**Data entries for graphics**
======
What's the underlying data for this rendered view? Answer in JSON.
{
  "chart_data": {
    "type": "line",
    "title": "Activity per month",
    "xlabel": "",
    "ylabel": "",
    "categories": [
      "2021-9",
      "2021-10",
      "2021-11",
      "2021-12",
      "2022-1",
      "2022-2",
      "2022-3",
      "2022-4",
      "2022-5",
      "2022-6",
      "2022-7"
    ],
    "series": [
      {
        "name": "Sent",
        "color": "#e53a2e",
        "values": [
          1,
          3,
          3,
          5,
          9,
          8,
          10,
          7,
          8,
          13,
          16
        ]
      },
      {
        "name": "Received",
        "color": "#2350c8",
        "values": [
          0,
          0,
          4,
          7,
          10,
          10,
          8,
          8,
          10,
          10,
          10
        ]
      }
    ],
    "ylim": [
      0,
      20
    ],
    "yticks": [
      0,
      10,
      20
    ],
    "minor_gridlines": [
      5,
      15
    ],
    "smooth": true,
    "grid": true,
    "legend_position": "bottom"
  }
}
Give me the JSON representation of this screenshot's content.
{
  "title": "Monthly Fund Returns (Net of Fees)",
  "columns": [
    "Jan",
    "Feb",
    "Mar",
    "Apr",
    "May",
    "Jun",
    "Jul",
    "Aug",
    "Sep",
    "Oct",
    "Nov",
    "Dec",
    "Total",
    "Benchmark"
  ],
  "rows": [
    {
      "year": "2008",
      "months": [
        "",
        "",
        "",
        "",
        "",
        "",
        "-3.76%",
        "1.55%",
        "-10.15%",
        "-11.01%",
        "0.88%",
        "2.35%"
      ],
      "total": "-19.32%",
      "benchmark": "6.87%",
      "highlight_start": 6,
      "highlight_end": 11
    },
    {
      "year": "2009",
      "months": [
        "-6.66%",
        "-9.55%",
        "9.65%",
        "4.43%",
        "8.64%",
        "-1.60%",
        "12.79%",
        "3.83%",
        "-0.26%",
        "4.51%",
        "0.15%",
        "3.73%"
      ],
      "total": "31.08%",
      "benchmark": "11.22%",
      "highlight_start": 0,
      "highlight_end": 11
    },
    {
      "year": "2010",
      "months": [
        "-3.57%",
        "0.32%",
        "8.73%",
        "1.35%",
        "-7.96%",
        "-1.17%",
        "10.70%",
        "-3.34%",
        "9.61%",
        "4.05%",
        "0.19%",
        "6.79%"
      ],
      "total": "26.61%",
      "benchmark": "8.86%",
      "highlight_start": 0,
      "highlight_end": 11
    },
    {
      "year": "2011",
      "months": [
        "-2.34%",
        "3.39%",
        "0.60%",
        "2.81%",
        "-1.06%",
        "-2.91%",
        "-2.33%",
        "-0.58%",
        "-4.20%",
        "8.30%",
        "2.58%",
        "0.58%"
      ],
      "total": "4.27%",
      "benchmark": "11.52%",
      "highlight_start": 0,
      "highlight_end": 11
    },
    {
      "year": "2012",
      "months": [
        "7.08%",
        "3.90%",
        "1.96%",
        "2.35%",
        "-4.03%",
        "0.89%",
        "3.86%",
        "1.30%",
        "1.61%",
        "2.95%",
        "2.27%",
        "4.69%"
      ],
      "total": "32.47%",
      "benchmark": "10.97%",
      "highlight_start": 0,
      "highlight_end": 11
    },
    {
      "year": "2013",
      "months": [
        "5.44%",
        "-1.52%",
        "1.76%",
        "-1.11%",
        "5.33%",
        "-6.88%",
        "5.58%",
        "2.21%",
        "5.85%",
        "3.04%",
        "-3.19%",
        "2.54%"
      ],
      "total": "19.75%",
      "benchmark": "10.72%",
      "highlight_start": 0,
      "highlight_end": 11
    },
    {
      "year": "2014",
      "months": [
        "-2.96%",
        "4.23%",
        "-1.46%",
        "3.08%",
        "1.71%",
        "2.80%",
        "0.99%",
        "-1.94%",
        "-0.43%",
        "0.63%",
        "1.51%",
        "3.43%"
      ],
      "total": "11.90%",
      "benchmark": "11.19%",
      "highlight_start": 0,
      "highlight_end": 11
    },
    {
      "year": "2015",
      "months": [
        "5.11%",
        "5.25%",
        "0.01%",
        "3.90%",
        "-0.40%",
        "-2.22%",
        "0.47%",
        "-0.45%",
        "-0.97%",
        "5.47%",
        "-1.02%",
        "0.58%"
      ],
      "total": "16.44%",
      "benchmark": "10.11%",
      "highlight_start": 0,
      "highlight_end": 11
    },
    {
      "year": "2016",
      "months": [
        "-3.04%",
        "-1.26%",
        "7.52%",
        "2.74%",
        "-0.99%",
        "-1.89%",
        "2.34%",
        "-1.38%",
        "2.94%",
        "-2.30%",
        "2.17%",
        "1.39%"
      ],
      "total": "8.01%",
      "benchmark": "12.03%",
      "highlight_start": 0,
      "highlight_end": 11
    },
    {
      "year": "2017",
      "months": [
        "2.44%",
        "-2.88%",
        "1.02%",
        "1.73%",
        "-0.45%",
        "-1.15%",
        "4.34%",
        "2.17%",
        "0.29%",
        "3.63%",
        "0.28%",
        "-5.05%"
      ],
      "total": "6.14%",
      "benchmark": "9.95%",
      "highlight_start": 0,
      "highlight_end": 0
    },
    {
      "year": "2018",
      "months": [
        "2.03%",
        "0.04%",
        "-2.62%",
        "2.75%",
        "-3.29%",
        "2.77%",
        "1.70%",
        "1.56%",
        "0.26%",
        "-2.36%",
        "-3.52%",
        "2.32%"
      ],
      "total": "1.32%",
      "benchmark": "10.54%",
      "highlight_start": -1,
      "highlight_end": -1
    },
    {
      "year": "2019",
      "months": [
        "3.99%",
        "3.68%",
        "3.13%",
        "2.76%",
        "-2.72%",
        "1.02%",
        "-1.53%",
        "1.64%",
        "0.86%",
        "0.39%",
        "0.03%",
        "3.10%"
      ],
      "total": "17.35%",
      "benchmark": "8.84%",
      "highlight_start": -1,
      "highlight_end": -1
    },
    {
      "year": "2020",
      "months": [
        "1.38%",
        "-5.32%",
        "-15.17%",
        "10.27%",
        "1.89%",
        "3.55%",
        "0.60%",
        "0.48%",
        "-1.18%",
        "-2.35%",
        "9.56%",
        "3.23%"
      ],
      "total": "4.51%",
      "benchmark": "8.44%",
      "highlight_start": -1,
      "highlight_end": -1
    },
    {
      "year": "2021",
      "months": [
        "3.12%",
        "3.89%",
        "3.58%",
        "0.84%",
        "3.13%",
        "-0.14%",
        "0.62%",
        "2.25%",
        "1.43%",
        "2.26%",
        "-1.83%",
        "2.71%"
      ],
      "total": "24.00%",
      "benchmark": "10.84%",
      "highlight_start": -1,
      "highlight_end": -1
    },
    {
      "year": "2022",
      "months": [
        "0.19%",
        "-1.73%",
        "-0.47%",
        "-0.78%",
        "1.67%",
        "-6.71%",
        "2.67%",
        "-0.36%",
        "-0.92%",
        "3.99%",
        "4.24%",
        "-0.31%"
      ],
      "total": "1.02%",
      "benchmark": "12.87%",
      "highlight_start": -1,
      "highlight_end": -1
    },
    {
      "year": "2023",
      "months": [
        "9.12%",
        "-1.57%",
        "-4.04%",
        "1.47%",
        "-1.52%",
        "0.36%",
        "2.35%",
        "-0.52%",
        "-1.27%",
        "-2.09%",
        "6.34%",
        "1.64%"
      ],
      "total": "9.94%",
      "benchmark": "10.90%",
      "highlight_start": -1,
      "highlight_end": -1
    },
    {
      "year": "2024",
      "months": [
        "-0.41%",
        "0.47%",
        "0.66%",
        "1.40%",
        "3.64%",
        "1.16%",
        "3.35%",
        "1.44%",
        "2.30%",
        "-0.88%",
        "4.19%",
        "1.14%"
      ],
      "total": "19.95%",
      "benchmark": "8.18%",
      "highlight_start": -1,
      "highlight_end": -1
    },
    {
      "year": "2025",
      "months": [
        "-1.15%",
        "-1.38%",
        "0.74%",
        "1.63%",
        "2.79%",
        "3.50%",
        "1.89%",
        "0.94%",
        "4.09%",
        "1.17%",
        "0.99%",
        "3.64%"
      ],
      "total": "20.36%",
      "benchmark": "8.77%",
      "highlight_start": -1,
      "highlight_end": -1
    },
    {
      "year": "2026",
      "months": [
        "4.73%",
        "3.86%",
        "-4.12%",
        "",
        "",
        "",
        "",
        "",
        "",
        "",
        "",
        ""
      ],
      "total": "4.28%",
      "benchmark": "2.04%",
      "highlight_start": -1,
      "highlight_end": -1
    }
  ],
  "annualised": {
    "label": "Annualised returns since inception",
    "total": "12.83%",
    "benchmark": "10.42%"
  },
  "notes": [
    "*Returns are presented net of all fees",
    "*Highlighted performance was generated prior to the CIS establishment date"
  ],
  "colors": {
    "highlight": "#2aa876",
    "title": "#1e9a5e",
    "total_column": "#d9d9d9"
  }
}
======
**PROBLEM**
Pick out each line that holds the string "this".

**FINISHED TASK**
What's the underlying data for this rendered view? Answer in JSON.
Give me the JSON representation of this screenshot's content.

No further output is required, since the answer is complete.